» WHAT YOU ARE ASKED TO DO:
Out of the lines in this data, how many include "Anomalies"? Give the number and nothing else.
---------------
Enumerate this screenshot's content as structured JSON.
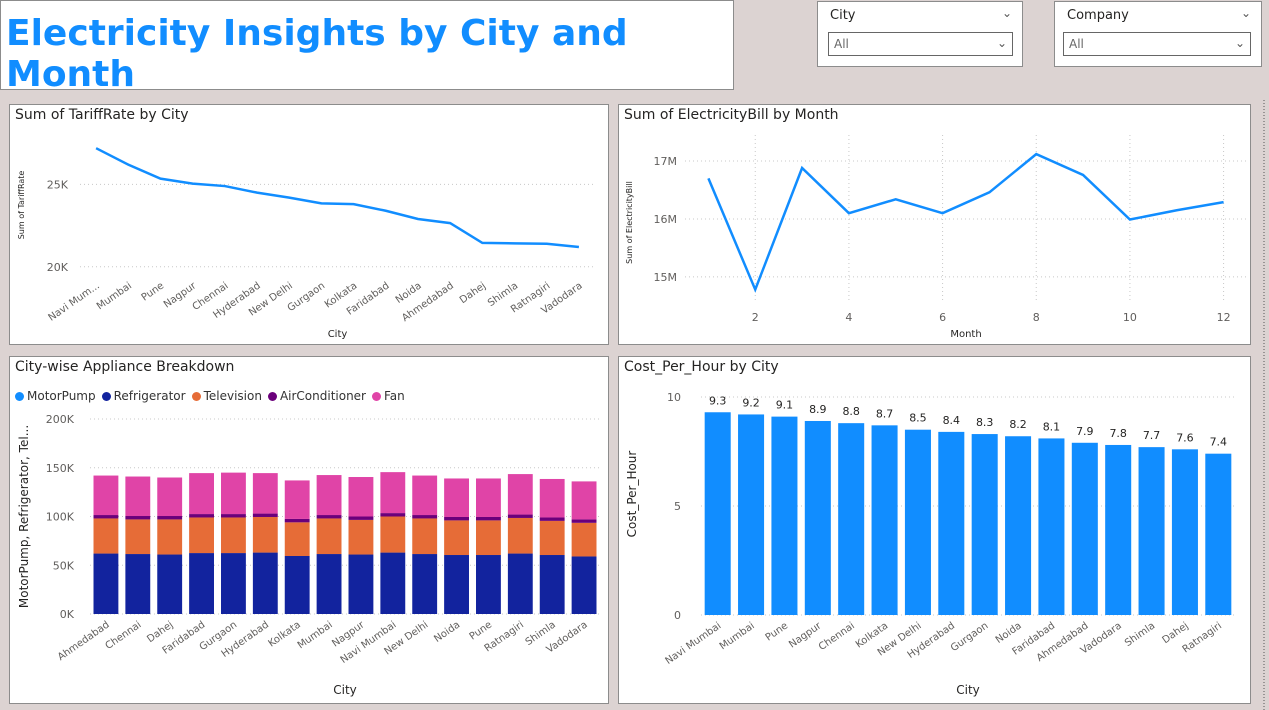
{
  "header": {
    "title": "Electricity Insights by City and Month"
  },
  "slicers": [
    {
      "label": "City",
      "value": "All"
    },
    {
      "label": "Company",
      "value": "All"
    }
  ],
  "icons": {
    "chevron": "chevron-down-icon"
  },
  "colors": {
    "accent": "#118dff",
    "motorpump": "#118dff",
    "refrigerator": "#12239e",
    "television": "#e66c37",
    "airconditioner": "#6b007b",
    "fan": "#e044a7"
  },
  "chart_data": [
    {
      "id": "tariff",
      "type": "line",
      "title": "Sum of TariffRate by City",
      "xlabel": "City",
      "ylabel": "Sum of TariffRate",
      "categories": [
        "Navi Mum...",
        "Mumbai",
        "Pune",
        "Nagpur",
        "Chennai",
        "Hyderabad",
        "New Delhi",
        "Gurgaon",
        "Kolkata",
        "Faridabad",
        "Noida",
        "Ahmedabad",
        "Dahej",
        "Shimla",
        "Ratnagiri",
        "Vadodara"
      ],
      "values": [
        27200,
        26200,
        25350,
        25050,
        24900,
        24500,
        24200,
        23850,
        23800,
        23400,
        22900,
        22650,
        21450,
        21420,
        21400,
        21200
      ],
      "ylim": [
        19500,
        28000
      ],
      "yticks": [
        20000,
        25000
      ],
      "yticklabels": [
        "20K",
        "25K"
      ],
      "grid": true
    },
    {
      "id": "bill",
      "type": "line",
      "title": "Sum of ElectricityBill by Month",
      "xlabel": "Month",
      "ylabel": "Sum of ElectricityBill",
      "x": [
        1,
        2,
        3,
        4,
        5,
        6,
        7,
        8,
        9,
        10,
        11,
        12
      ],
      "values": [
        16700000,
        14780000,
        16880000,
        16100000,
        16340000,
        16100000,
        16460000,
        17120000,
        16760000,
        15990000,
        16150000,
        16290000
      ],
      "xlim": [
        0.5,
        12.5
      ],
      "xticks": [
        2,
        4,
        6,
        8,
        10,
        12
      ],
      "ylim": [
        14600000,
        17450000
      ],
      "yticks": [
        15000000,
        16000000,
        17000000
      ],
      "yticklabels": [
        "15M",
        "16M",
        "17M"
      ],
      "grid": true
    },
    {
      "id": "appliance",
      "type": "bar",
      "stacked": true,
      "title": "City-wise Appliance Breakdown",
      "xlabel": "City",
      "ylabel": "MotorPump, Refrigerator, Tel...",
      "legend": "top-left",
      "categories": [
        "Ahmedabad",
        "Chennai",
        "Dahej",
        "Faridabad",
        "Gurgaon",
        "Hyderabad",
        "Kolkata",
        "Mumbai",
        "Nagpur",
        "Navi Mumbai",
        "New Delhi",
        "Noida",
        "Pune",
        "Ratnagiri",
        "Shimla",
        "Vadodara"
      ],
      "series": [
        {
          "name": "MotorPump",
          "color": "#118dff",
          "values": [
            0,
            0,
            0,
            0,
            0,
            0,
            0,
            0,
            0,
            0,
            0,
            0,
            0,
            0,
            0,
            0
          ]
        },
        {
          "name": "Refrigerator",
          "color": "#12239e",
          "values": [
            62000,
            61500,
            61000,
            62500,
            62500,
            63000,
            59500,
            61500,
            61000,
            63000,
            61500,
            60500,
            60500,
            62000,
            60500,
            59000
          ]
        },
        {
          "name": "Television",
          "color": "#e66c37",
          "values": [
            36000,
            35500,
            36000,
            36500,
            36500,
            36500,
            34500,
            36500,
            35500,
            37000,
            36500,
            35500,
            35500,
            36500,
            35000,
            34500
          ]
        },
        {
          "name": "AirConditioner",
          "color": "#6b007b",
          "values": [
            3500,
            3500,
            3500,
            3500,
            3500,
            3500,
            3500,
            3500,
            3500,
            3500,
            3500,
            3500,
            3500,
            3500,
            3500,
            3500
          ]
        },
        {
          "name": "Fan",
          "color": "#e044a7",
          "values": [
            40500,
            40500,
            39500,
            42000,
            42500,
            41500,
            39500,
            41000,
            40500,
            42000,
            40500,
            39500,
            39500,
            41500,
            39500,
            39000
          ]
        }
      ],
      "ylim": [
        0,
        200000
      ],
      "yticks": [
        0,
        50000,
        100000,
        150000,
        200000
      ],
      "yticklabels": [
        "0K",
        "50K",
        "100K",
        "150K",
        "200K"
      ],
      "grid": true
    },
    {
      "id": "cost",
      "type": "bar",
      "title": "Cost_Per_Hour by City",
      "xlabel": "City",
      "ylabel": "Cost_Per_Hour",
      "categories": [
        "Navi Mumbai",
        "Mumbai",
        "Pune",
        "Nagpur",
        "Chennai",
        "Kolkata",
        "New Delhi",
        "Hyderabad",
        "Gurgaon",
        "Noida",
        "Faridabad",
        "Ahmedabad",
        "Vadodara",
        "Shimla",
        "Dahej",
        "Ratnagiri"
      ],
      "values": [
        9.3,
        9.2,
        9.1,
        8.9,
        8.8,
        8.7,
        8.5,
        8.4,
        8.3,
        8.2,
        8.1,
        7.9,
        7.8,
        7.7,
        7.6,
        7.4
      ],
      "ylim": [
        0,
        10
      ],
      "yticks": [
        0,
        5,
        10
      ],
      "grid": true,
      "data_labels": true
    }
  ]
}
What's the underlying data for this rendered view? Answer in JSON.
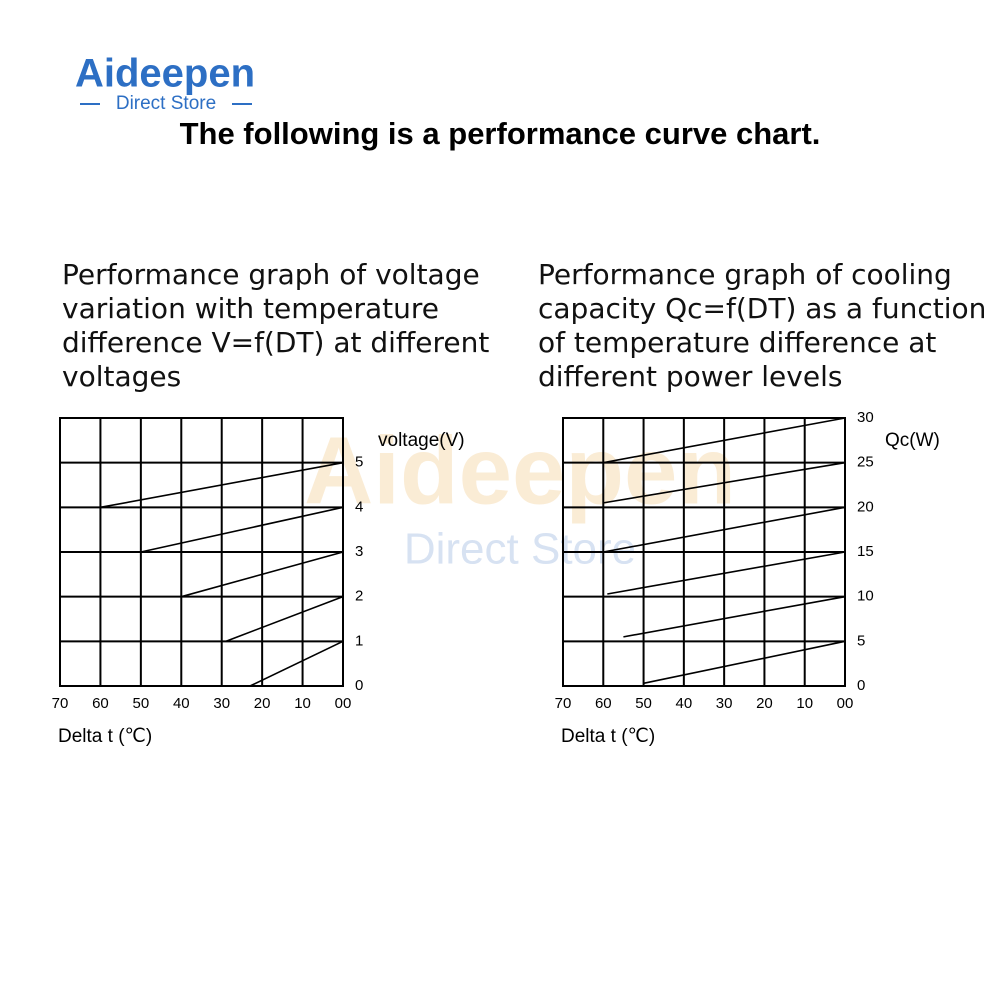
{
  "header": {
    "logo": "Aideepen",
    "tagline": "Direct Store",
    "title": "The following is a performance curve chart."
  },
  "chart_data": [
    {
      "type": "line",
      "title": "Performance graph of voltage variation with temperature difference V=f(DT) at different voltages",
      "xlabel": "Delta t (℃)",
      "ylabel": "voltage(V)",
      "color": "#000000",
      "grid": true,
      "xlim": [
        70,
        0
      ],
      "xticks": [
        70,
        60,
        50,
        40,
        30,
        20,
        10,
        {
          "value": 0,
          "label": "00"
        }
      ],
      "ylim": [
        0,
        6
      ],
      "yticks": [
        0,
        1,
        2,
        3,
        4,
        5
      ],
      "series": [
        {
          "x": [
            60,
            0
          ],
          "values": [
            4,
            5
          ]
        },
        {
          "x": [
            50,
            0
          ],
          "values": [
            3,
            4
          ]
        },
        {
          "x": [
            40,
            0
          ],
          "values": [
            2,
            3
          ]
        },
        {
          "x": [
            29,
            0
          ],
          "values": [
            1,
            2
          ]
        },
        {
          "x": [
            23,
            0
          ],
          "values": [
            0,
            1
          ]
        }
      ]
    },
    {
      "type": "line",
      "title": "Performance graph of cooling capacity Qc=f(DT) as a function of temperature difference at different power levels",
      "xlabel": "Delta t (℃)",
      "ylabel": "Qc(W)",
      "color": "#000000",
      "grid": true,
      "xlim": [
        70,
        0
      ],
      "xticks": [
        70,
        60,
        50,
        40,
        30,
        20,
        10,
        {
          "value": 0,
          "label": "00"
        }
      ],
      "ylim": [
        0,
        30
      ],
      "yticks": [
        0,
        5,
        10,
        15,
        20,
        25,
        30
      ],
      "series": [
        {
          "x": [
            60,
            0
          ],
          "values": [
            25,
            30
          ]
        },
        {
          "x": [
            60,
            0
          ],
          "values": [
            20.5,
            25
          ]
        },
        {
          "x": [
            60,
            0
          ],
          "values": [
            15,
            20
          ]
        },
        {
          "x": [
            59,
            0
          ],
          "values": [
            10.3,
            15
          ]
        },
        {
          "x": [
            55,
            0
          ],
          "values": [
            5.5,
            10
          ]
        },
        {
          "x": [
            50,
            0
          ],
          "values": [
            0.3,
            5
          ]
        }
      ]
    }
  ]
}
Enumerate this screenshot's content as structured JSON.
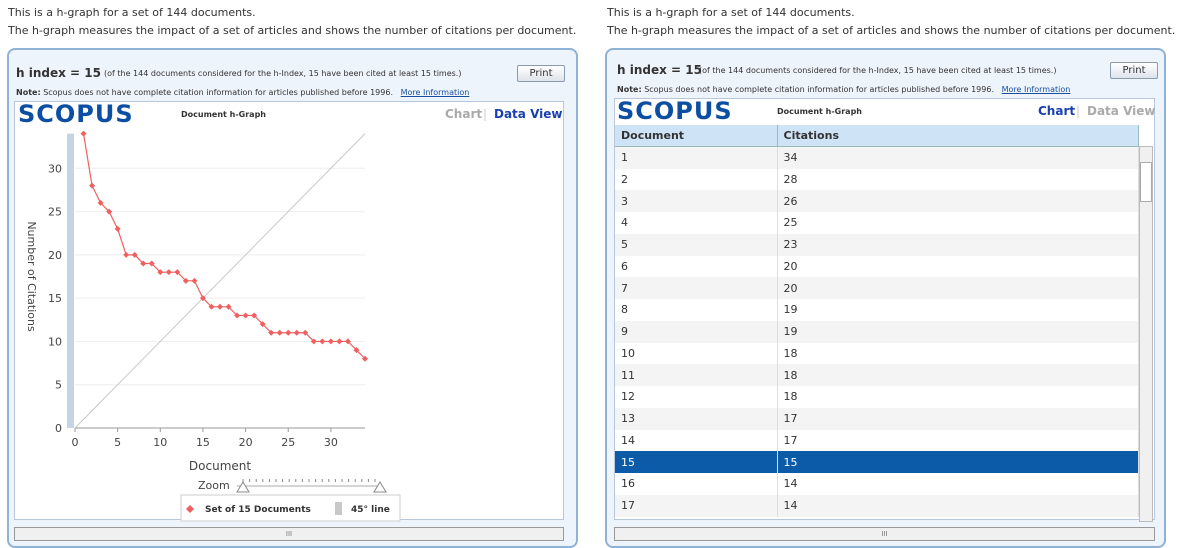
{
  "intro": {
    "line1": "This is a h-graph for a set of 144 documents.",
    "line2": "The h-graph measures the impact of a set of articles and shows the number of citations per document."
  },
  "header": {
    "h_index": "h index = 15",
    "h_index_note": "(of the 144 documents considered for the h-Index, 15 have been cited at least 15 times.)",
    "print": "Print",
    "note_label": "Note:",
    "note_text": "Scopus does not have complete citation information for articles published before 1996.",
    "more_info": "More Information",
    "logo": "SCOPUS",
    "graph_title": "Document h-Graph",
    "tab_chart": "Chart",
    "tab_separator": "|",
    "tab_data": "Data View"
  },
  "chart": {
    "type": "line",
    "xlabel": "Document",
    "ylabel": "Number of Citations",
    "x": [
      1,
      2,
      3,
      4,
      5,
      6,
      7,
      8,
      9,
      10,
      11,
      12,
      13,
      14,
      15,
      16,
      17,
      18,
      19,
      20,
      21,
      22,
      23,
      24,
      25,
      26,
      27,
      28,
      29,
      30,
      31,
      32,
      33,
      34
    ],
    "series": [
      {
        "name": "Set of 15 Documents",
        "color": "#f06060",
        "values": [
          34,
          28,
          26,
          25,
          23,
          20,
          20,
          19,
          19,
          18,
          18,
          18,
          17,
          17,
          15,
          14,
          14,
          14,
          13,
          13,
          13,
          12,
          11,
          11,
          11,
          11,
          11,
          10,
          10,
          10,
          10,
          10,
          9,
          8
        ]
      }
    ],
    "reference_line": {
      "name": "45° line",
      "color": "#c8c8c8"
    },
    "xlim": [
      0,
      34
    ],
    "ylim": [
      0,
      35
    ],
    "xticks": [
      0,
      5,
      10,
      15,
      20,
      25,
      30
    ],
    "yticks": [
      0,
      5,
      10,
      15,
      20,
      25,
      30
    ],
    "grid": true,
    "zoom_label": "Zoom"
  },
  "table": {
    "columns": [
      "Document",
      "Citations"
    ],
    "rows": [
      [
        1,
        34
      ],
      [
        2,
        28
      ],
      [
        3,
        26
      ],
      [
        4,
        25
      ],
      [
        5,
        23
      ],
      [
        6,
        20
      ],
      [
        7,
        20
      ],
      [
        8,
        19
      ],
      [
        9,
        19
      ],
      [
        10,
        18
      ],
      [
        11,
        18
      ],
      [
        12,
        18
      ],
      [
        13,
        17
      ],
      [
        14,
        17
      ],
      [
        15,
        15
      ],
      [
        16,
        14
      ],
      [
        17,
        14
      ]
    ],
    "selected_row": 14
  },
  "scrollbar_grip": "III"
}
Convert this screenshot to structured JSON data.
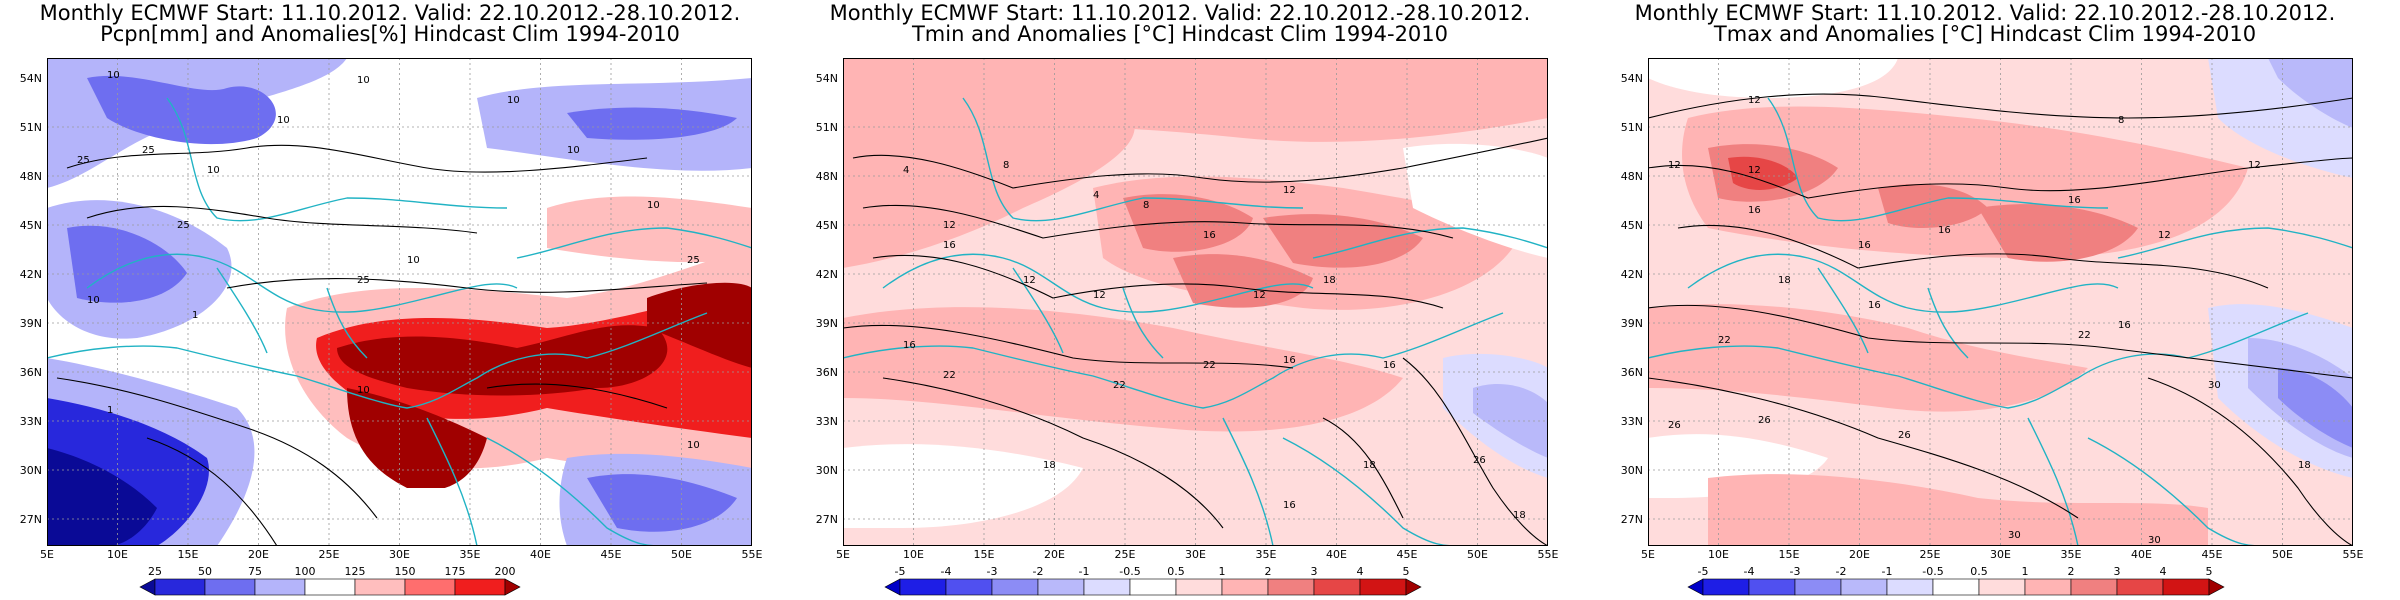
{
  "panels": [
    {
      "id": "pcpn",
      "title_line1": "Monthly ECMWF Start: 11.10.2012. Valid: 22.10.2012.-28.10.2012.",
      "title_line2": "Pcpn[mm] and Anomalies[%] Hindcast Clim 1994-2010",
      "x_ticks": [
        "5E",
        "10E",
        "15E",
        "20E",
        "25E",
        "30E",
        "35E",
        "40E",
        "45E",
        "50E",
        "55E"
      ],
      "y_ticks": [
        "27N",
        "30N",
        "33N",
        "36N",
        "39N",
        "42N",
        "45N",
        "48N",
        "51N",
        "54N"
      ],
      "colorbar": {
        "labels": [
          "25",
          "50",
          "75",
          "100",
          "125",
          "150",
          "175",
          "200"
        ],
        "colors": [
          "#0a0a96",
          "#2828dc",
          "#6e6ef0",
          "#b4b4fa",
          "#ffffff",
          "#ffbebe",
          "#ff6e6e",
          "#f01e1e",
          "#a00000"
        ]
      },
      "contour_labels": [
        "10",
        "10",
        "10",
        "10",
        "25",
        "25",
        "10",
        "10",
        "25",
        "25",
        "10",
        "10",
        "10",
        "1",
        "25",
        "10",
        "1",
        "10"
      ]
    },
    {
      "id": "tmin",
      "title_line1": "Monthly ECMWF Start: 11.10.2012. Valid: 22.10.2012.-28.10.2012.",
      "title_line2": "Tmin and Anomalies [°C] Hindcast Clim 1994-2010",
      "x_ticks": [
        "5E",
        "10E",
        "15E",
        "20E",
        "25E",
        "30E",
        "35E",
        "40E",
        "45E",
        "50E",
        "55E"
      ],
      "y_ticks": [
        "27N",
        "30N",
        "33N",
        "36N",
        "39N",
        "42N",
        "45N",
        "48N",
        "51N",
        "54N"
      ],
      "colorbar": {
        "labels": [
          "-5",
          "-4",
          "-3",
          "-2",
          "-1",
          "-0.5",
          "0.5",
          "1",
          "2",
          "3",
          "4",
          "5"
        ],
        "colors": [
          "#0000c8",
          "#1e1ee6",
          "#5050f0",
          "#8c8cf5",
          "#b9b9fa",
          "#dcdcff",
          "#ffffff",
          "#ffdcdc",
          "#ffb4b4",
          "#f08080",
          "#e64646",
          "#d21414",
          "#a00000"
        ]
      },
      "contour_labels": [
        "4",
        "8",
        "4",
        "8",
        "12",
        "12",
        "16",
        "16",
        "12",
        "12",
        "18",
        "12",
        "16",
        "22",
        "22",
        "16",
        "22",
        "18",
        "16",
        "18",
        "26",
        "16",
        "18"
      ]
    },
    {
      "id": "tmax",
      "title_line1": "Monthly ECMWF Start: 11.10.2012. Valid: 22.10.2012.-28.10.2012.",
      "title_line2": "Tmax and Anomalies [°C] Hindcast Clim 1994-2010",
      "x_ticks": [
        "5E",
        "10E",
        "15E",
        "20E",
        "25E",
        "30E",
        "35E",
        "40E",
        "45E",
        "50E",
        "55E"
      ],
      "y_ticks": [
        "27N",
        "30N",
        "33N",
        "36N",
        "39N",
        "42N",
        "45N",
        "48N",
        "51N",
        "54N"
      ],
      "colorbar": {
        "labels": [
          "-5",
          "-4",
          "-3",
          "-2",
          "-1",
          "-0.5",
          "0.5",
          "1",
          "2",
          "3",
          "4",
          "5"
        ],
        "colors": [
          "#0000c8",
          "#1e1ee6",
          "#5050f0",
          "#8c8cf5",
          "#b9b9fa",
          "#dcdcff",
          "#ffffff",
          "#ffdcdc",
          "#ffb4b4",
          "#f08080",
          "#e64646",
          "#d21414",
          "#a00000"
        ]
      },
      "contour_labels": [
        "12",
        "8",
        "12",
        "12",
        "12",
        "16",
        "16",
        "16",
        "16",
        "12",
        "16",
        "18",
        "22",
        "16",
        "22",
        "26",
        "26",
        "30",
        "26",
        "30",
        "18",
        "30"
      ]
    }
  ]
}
---------------
» SOLUTION FOR THIS EXERCISE:
3